PROVIDED DATA:
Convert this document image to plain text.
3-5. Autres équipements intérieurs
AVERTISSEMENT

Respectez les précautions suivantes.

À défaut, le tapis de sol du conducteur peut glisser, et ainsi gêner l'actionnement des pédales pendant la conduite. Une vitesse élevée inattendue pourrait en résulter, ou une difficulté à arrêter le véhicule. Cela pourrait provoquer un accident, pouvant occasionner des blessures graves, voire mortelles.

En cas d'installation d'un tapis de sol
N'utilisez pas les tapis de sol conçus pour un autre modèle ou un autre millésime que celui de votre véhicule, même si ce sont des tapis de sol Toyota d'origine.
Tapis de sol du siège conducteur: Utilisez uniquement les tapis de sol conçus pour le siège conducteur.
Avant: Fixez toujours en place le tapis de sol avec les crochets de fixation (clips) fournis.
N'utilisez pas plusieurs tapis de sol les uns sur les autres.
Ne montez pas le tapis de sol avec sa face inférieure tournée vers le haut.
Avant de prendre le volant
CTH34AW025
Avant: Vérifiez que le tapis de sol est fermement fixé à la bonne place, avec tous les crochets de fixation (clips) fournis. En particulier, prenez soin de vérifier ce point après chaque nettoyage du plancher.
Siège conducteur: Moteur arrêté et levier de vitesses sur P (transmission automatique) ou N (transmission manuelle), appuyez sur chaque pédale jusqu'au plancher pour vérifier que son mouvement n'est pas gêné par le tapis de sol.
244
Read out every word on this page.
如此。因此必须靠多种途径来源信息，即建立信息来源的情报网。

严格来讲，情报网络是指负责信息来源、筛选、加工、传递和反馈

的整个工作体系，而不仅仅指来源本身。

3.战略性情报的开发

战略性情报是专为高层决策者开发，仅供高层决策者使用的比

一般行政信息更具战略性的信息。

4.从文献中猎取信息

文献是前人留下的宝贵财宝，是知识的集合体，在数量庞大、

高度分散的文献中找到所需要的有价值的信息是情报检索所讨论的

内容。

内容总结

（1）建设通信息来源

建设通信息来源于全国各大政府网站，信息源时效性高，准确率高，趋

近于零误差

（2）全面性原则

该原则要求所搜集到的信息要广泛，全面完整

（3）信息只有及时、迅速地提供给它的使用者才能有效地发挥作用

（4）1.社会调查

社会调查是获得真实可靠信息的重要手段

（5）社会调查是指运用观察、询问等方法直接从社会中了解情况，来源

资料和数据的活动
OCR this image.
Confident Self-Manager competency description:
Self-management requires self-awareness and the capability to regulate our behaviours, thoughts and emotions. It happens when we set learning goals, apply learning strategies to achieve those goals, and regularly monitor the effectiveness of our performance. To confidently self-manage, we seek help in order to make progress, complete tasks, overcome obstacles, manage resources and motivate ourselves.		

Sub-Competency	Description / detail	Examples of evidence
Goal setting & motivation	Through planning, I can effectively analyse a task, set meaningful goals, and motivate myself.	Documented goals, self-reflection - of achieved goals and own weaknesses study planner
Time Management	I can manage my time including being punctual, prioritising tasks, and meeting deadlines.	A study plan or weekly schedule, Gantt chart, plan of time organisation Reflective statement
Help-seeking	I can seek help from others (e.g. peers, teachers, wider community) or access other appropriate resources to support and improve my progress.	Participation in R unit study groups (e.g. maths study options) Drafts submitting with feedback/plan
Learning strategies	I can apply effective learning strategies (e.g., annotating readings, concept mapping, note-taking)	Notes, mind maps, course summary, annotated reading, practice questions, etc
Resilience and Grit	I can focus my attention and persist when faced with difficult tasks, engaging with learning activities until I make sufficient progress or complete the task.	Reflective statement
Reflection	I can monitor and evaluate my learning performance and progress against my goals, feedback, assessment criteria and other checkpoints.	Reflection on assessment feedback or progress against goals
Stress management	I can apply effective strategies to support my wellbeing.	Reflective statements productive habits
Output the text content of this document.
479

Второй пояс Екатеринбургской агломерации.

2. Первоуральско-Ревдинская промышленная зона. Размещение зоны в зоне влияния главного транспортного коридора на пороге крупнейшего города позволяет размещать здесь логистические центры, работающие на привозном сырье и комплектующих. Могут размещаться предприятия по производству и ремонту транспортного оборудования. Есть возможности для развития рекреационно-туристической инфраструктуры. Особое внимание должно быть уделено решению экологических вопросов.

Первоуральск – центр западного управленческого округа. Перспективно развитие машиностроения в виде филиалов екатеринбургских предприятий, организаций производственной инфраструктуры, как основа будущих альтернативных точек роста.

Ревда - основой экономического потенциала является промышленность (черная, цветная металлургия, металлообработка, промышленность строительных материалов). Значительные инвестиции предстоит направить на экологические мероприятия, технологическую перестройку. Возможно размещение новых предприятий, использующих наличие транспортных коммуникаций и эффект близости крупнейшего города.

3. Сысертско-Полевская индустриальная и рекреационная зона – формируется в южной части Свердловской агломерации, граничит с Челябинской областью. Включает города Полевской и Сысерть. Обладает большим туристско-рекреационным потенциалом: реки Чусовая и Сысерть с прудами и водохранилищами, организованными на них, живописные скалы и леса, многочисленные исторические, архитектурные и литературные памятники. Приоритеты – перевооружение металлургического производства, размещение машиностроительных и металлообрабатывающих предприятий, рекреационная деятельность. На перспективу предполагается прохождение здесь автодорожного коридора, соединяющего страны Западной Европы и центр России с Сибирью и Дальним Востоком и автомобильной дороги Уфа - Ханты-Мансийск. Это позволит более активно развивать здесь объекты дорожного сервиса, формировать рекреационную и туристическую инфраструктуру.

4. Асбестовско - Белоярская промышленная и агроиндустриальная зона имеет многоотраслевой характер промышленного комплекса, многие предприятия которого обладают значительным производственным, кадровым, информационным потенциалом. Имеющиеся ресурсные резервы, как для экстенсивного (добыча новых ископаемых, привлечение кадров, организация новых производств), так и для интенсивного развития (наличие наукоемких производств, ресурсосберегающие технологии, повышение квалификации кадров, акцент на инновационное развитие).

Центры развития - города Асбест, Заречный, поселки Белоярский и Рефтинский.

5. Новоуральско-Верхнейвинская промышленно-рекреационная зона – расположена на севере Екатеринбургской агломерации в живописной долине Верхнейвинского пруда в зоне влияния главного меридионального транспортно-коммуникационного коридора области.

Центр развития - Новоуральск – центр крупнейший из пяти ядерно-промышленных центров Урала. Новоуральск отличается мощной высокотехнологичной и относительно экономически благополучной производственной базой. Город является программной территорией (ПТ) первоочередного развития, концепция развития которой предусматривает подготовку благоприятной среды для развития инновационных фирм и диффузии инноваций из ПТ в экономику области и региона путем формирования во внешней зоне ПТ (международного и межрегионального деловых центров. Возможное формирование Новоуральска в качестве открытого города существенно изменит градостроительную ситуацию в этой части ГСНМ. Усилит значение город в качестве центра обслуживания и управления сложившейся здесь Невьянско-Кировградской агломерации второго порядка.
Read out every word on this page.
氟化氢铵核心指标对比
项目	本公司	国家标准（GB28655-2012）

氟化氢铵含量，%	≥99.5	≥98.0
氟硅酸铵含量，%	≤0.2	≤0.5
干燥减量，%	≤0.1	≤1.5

TO BE DONE: Copy every line of the listing where the word "text" appears.

FINISHED EXERCISE:
Convert this document image to plain text.
Output the text content of this document.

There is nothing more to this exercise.